- [GIVEN INSTRUCTION]: Without the pictures, return all of the material exactly as written.

══ EXTRACTED RECORDS ══

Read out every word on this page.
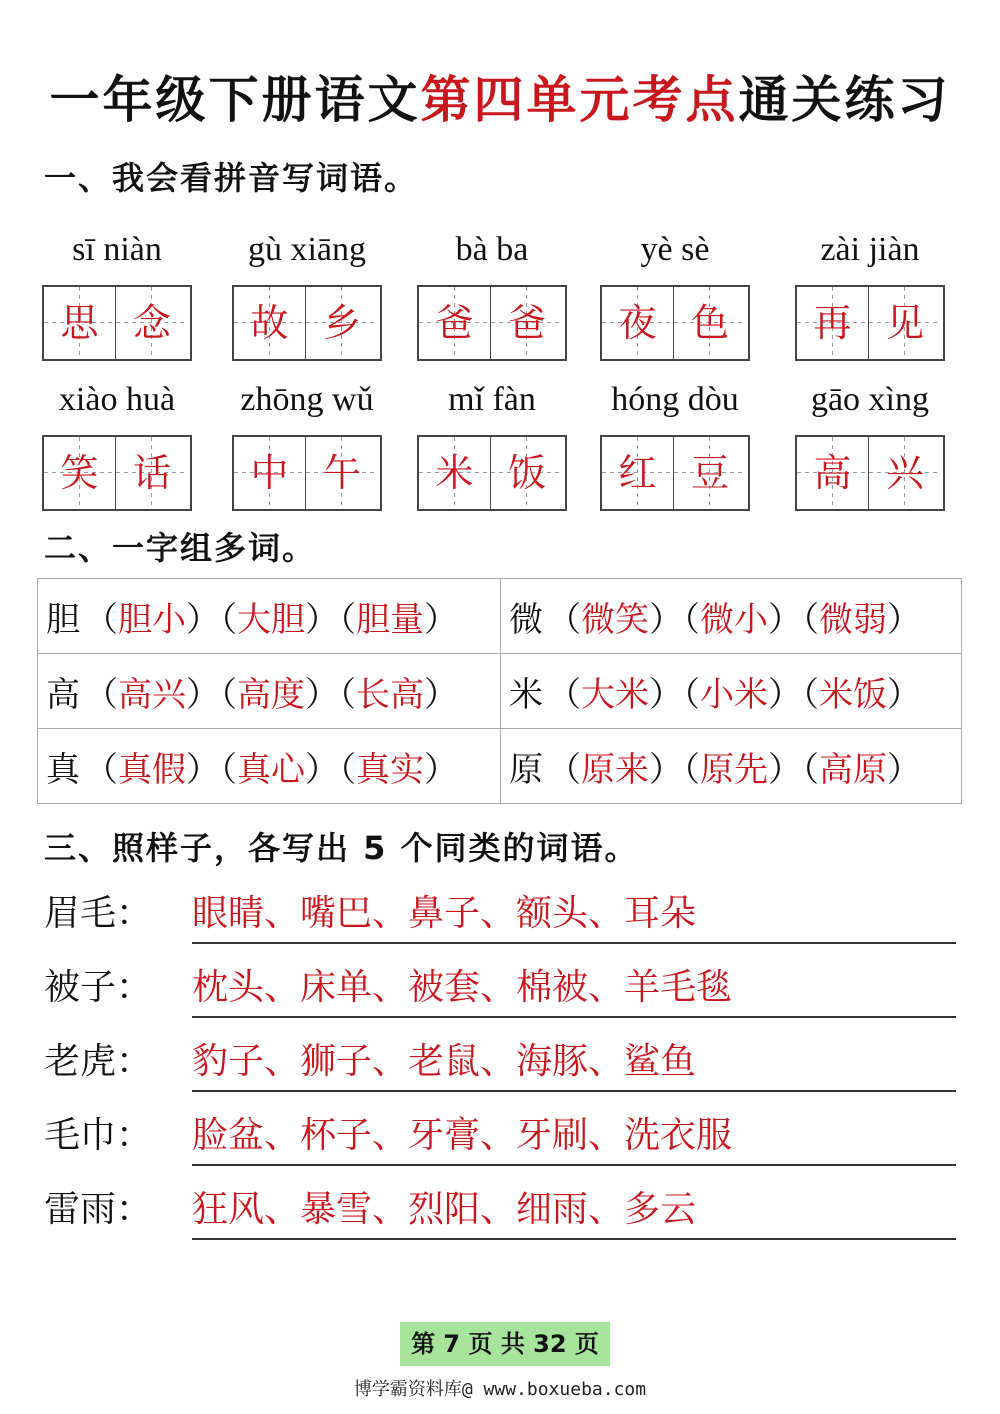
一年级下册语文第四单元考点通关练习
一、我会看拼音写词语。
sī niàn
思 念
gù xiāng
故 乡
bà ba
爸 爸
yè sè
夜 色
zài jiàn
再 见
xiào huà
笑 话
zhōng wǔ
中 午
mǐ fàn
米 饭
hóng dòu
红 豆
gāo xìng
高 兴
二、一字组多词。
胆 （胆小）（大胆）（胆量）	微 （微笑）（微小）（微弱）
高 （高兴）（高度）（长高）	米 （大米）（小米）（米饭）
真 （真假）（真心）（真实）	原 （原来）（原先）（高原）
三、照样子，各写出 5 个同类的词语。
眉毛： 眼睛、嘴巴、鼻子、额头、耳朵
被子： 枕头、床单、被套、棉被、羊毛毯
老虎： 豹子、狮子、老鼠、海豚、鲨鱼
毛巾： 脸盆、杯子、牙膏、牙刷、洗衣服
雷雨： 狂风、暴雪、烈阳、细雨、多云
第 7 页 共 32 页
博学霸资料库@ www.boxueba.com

═══

- [FULL OUTPUT]:
Read out every word on this page.
一年级下册语文第四单元考点通关练习
一、我会看拼音写词语。
sī niàn
思 念
gù xiāng
故 乡
bà ba
爸 爸
yè sè
夜 色
zài jiàn
再 见
xiào huà
笑 话
zhōng wǔ
中 午
mǐ fàn
米 饭
hóng dòu
红 豆
gāo xìng
高 兴
二、一字组多词。
胆 （胆小）（大胆）（胆量）	微 （微笑）（微小）（微弱）
高 （高兴）（高度）（长高）	米 （大米）（小米）（米饭）
真 （真假）（真心）（真实）	原 （原来）（原先）（高原）
三、照样子，各写出 5 个同类的词语。
眉毛： 眼睛、嘴巴、鼻子、额头、耳朵
被子： 枕头、床单、被套、棉被、羊毛毯
老虎： 豹子、狮子、老鼠、海豚、鲨鱼
毛巾： 脸盆、杯子、牙膏、牙刷、洗衣服
雷雨： 狂风、暴雪、烈阳、细雨、多云
第 7 页 共 32 页
博学霸资料库@ www.boxueba.com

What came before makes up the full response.